>>>>

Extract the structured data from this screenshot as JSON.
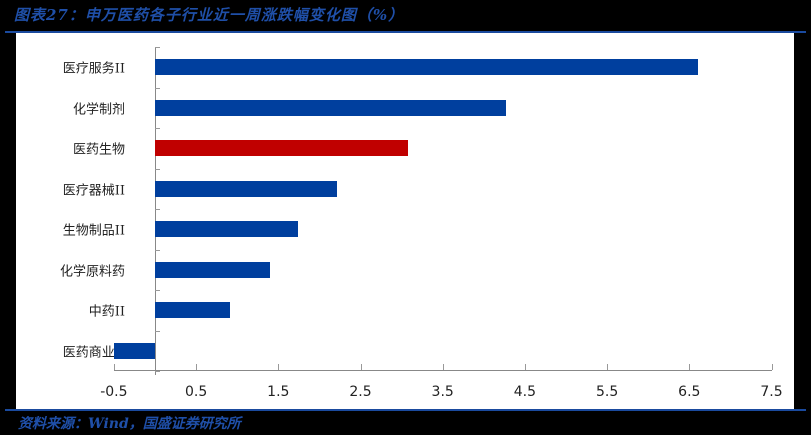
{
  "header": {
    "title": "图表27：申万医药各子行业近一周涨跌幅变化图（%）"
  },
  "footer": {
    "source": "资料来源：Wind，国盛证券研究所"
  },
  "colors": {
    "default_bar": "#003f9e",
    "highlight_bar": "#c00000",
    "title": "#1f4fa8",
    "rule": "#1a4a9e"
  },
  "chart_data": {
    "type": "bar",
    "orientation": "horizontal",
    "title": "图表27：申万医药各子行业近一周涨跌幅变化图（%）",
    "xlabel": "",
    "ylabel": "",
    "categories": [
      "医疗服务II",
      "化学制剂",
      "医药生物",
      "医疗器械II",
      "生物制品II",
      "化学原料药",
      "中药II",
      "医药商业II"
    ],
    "values": [
      6.6,
      4.27,
      3.08,
      2.21,
      1.74,
      1.4,
      0.91,
      -0.5
    ],
    "highlight": "医药生物",
    "xlim": [
      -0.5,
      7.5
    ],
    "xticks": [
      "-0.5",
      "0.5",
      "1.5",
      "2.5",
      "3.5",
      "4.5",
      "5.5",
      "6.5",
      "7.5"
    ],
    "grid": false,
    "legend": null,
    "source": "资料来源：Wind，国盛证券研究所"
  }
}
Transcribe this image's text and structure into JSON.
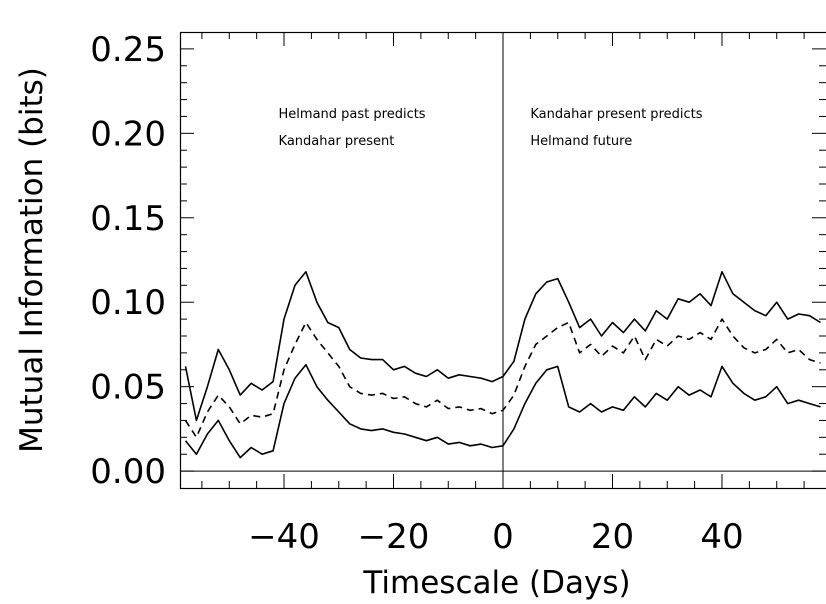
{
  "chart_data": {
    "type": "line",
    "xlabel": "Timescale (Days)",
    "ylabel": "Mutual Information (bits)",
    "xlim": [
      -59,
      59
    ],
    "ylim": [
      -0.01,
      0.26
    ],
    "x_ticks": [
      -40,
      -20,
      0,
      20,
      40
    ],
    "x_tick_labels": [
      "−40",
      "−20",
      "0",
      "20",
      "40"
    ],
    "y_ticks": [
      0.0,
      0.05,
      0.1,
      0.15,
      0.2,
      0.25
    ],
    "y_tick_labels": [
      "0.00",
      "0.05",
      "0.10",
      "0.15",
      "0.20",
      "0.25"
    ],
    "grid": false,
    "legend": "none",
    "reference_lines": {
      "horizontal_y": 0.0,
      "vertical_x": 0
    },
    "annotations": [
      {
        "lines": [
          "Helmand past predicts",
          "Kandahar present"
        ],
        "x": -41,
        "y": [
          0.209,
          0.193
        ]
      },
      {
        "lines": [
          "Kandahar present predicts",
          "Helmand future"
        ],
        "x": 5,
        "y": [
          0.209,
          0.193
        ]
      }
    ],
    "x": [
      -58,
      -56,
      -54,
      -52,
      -50,
      -48,
      -46,
      -44,
      -42,
      -40,
      -38,
      -36,
      -34,
      -32,
      -30,
      -28,
      -26,
      -24,
      -22,
      -20,
      -18,
      -16,
      -14,
      -12,
      -10,
      -8,
      -6,
      -4,
      -2,
      0,
      2,
      4,
      6,
      8,
      10,
      12,
      14,
      16,
      18,
      20,
      22,
      24,
      26,
      28,
      30,
      32,
      34,
      36,
      38,
      40,
      42,
      44,
      46,
      48,
      50,
      52,
      54,
      56,
      58
    ],
    "series": [
      {
        "style": "solid",
        "values": [
          0.062,
          0.03,
          0.05,
          0.072,
          0.06,
          0.045,
          0.052,
          0.048,
          0.053,
          0.09,
          0.11,
          0.118,
          0.1,
          0.088,
          0.085,
          0.072,
          0.067,
          0.066,
          0.066,
          0.06,
          0.062,
          0.058,
          0.056,
          0.06,
          0.055,
          0.057,
          0.056,
          0.055,
          0.053,
          0.056,
          0.065,
          0.09,
          0.105,
          0.112,
          0.114,
          0.1,
          0.085,
          0.09,
          0.08,
          0.088,
          0.082,
          0.09,
          0.083,
          0.095,
          0.09,
          0.102,
          0.1,
          0.105,
          0.098,
          0.118,
          0.105,
          0.1,
          0.095,
          0.092,
          0.1,
          0.09,
          0.093,
          0.092,
          0.088
        ]
      },
      {
        "style": "dashed",
        "values": [
          0.03,
          0.02,
          0.035,
          0.045,
          0.038,
          0.028,
          0.033,
          0.032,
          0.034,
          0.06,
          0.075,
          0.088,
          0.078,
          0.07,
          0.062,
          0.05,
          0.046,
          0.045,
          0.046,
          0.043,
          0.044,
          0.04,
          0.038,
          0.042,
          0.037,
          0.038,
          0.036,
          0.037,
          0.034,
          0.036,
          0.045,
          0.062,
          0.075,
          0.08,
          0.085,
          0.088,
          0.07,
          0.075,
          0.068,
          0.074,
          0.07,
          0.08,
          0.066,
          0.078,
          0.074,
          0.08,
          0.078,
          0.082,
          0.078,
          0.09,
          0.08,
          0.073,
          0.07,
          0.072,
          0.078,
          0.07,
          0.072,
          0.066,
          0.064
        ]
      },
      {
        "style": "solid",
        "values": [
          0.018,
          0.01,
          0.022,
          0.03,
          0.018,
          0.008,
          0.014,
          0.01,
          0.012,
          0.04,
          0.055,
          0.063,
          0.05,
          0.042,
          0.035,
          0.028,
          0.025,
          0.024,
          0.025,
          0.023,
          0.022,
          0.02,
          0.018,
          0.02,
          0.016,
          0.017,
          0.015,
          0.016,
          0.014,
          0.015,
          0.025,
          0.04,
          0.052,
          0.06,
          0.062,
          0.038,
          0.035,
          0.04,
          0.035,
          0.038,
          0.036,
          0.044,
          0.038,
          0.046,
          0.042,
          0.05,
          0.045,
          0.048,
          0.044,
          0.062,
          0.052,
          0.046,
          0.042,
          0.044,
          0.05,
          0.04,
          0.042,
          0.04,
          0.038
        ]
      }
    ]
  }
}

<<<<

- Exercise brief -
Go over the data above and copy every line that has the word "申万医药各子行业近一周涨跌幅变化图" in it.

- Solution to the exercise -
    "title": "图表27：申万医药各子行业近一周涨跌幅变化图（%）"
    "title": "图表27：申万医药各子行业近一周涨跌幅变化图（%）",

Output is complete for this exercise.